#### Work to do:
Repeat the material below exactly, line for line.

---------- Records provided

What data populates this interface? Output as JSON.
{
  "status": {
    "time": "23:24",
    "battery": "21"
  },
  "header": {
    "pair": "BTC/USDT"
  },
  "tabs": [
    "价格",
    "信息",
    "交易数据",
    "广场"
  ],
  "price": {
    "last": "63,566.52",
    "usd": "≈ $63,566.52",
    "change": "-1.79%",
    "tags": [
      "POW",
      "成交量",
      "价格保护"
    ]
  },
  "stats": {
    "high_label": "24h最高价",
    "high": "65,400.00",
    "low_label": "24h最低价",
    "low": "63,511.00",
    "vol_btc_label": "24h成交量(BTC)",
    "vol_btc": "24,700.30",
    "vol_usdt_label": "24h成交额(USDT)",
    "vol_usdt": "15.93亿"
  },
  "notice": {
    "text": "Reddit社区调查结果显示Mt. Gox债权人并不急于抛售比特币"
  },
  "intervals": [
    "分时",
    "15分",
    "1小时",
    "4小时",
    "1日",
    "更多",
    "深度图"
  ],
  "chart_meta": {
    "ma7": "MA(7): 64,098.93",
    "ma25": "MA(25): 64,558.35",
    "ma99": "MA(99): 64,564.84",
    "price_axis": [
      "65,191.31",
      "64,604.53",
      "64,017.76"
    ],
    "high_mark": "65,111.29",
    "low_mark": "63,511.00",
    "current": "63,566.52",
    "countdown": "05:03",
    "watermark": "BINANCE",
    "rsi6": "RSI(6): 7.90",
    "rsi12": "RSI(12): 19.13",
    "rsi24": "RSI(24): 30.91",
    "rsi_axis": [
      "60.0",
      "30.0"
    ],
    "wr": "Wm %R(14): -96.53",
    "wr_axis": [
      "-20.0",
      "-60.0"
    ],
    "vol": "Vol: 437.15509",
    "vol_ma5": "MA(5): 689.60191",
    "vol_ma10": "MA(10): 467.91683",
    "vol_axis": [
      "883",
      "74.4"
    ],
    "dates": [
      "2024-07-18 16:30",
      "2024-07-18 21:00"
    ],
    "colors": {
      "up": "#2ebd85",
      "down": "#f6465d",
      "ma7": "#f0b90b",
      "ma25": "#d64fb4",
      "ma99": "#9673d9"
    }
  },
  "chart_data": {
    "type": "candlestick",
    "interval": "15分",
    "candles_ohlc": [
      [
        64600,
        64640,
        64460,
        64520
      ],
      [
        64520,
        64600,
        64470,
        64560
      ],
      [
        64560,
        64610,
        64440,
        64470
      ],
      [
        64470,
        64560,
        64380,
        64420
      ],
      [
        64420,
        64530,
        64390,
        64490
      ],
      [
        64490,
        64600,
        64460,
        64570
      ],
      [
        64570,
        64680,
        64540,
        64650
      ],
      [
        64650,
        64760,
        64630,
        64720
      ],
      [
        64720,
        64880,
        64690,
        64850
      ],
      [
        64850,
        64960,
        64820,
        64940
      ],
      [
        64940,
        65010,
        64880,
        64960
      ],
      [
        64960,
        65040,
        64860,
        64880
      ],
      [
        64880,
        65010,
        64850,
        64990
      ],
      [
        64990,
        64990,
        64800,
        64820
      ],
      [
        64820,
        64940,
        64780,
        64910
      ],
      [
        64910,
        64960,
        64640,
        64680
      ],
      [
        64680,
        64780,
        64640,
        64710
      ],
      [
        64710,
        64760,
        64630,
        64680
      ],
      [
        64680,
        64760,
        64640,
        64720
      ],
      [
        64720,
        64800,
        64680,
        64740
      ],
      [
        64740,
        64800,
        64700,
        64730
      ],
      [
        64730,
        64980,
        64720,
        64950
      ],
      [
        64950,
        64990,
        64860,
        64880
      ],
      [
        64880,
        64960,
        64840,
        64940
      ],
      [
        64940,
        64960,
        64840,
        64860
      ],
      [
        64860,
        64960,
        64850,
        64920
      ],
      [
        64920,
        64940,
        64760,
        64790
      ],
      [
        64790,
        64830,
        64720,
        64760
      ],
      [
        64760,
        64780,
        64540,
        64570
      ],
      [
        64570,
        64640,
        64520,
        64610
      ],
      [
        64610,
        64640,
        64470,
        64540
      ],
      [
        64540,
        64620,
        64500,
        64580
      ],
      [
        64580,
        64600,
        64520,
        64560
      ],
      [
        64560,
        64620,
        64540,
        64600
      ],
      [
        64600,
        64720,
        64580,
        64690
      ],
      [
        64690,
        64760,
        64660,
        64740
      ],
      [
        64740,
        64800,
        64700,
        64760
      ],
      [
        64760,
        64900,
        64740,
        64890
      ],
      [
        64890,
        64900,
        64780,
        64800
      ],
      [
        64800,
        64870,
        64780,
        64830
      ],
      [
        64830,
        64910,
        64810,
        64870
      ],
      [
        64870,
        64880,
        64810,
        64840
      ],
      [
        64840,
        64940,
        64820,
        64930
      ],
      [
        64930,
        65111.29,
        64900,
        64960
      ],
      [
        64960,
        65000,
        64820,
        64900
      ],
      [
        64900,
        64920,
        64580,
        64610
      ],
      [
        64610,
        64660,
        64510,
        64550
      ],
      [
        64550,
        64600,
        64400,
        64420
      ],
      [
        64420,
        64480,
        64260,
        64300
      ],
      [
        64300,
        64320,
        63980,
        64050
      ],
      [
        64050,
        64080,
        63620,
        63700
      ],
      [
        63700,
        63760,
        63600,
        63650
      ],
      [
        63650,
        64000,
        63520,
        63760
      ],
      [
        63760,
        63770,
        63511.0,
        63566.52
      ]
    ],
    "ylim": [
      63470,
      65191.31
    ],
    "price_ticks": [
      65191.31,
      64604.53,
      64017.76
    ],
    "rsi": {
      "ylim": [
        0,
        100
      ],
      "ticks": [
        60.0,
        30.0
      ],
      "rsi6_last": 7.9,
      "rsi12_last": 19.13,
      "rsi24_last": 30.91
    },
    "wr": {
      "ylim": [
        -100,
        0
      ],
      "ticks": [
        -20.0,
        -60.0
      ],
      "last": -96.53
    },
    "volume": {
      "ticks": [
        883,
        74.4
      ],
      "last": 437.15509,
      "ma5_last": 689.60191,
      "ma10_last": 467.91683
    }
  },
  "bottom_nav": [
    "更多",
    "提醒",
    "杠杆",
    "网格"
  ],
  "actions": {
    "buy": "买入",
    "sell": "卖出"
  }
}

--------------------

#### Output of the exercise:
What data populates this interface? Output as JSON.
{
  "status": {
    "time": "23:24",
    "battery": "21"
  },
  "header": {
    "pair": "BTC/USDT"
  },
  "tabs": [
    "价格",
    "信息",
    "交易数据",
    "广场"
  ],
  "price": {
    "last": "63,566.52",
    "usd": "≈ $63,566.52",
    "change": "-1.79%",
    "tags": [
      "POW",
      "成交量",
      "价格保护"
    ]
  },
  "stats": {
    "high_label": "24h最高价",
    "high": "65,400.00",
    "low_label": "24h最低价",
    "low": "63,511.00",
    "vol_btc_label": "24h成交量(BTC)",
    "vol_btc": "24,700.30",
    "vol_usdt_label": "24h成交额(USDT)",
    "vol_usdt": "15.93亿"
  },
  "notice": {
    "text": "Reddit社区调查结果显示Mt. Gox债权人并不急于抛售比特币"
  },
  "intervals": [
    "分时",
    "15分",
    "1小时",
    "4小时",
    "1日",
    "更多",
    "深度图"
  ],
  "chart_meta": {
    "ma7": "MA(7): 64,098.93",
    "ma25": "MA(25): 64,558.35",
    "ma99": "MA(99): 64,564.84",
    "price_axis": [
      "65,191.31",
      "64,604.53",
      "64,017.76"
    ],
    "high_mark": "65,111.29",
    "low_mark": "63,511.00",
    "current": "63,566.52",
    "countdown": "05:03",
    "watermark": "BINANCE",
    "rsi6": "RSI(6): 7.90",
    "rsi12": "RSI(12): 19.13",
    "rsi24": "RSI(24): 30.91",
    "rsi_axis": [
      "60.0",
      "30.0"
    ],
    "wr": "Wm %R(14): -96.53",
    "wr_axis": [
      "-20.0",
      "-60.0"
    ],
    "vol": "Vol: 437.15509",
    "vol_ma5": "MA(5): 689.60191",
    "vol_ma10": "MA(10): 467.91683",
    "vol_axis": [
      "883",
      "74.4"
    ],
    "dates": [
      "2024-07-18 16:30",
      "2024-07-18 21:00"
    ],
    "colors": {
      "up": "#2ebd85",
      "down": "#f6465d",
      "ma7": "#f0b90b",
      "ma25": "#d64fb4",
      "ma99": "#9673d9"
    }
  },
  "chart_data": {
    "type": "candlestick",
    "interval": "15分",
    "candles_ohlc": [
      [
        64600,
        64640,
        64460,
        64520
      ],
      [
        64520,
        64600,
        64470,
        64560
      ],
      [
        64560,
        64610,
        64440,
        64470
      ],
      [
        64470,
        64560,
        64380,
        64420
      ],
      [
        64420,
        64530,
        64390,
        64490
      ],
      [
        64490,
        64600,
        64460,
        64570
      ],
      [
        64570,
        64680,
        64540,
        64650
      ],
      [
        64650,
        64760,
        64630,
        64720
      ],
      [
        64720,
        64880,
        64690,
        64850
      ],
      [
        64850,
        64960,
        64820,
        64940
      ],
      [
        64940,
        65010,
        64880,
        64960
      ],
      [
        64960,
        65040,
        64860,
        64880
      ],
      [
        64880,
        65010,
        64850,
        64990
      ],
      [
        64990,
        64990,
        64800,
        64820
      ],
      [
        64820,
        64940,
        64780,
        64910
      ],
      [
        64910,
        64960,
        64640,
        64680
      ],
      [
        64680,
        64780,
        64640,
        64710
      ],
      [
        64710,
        64760,
        64630,
        64680
      ],
      [
        64680,
        64760,
        64640,
        64720
      ],
      [
        64720,
        64800,
        64680,
        64740
      ],
      [
        64740,
        64800,
        64700,
        64730
      ],
      [
        64730,
        64980,
        64720,
        64950
      ],
      [
        64950,
        64990,
        64860,
        64880
      ],
      [
        64880,
        64960,
        64840,
        64940
      ],
      [
        64940,
        64960,
        64840,
        64860
      ],
      [
        64860,
        64960,
        64850,
        64920
      ],
      [
        64920,
        64940,
        64760,
        64790
      ],
      [
        64790,
        64830,
        64720,
        64760
      ],
      [
        64760,
        64780,
        64540,
        64570
      ],
      [
        64570,
        64640,
        64520,
        64610
      ],
      [
        64610,
        64640,
        64470,
        64540
      ],
      [
        64540,
        64620,
        64500,
        64580
      ],
      [
        64580,
        64600,
        64520,
        64560
      ],
      [
        64560,
        64620,
        64540,
        64600
      ],
      [
        64600,
        64720,
        64580,
        64690
      ],
      [
        64690,
        64760,
        64660,
        64740
      ],
      [
        64740,
        64800,
        64700,
        64760
      ],
      [
        64760,
        64900,
        64740,
        64890
      ],
      [
        64890,
        64900,
        64780,
        64800
      ],
      [
        64800,
        64870,
        64780,
        64830
      ],
      [
        64830,
        64910,
        64810,
        64870
      ],
      [
        64870,
        64880,
        64810,
        64840
      ],
      [
        64840,
        64940,
        64820,
        64930
      ],
      [
        64930,
        65111.29,
        64900,
        64960
      ],
      [
        64960,
        65000,
        64820,
        64900
      ],
      [
        64900,
        64920,
        64580,
        64610
      ],
      [
        64610,
        64660,
        64510,
        64550
      ],
      [
        64550,
        64600,
        64400,
        64420
      ],
      [
        64420,
        64480,
        64260,
        64300
      ],
      [
        64300,
        64320,
        63980,
        64050
      ],
      [
        64050,
        64080,
        63620,
        63700
      ],
      [
        63700,
        63760,
        63600,
        63650
      ],
      [
        63650,
        64000,
        63520,
        63760
      ],
      [
        63760,
        63770,
        63511.0,
        63566.52
      ]
    ],
    "ylim": [
      63470,
      65191.31
    ],
    "price_ticks": [
      65191.31,
      64604.53,
      64017.76
    ],
    "rsi": {
      "ylim": [
        0,
        100
      ],
      "ticks": [
        60.0,
        30.0
      ],
      "rsi6_last": 7.9,
      "rsi12_last": 19.13,
      "rsi24_last": 30.91
    },
    "wr": {
      "ylim": [
        -100,
        0
      ],
      "ticks": [
        -20.0,
        -60.0
      ],
      "last": -96.53
    },
    "volume": {
      "ticks": [
        883,
        74.4
      ],
      "last": 437.15509,
      "ma5_last": 689.60191,
      "ma10_last": 467.91683
    }
  },
  "bottom_nav": [
    "更多",
    "提醒",
    "杠杆",
    "网格"
  ],
  "actions": {
    "buy": "买入",
    "sell": "卖出"
  }
}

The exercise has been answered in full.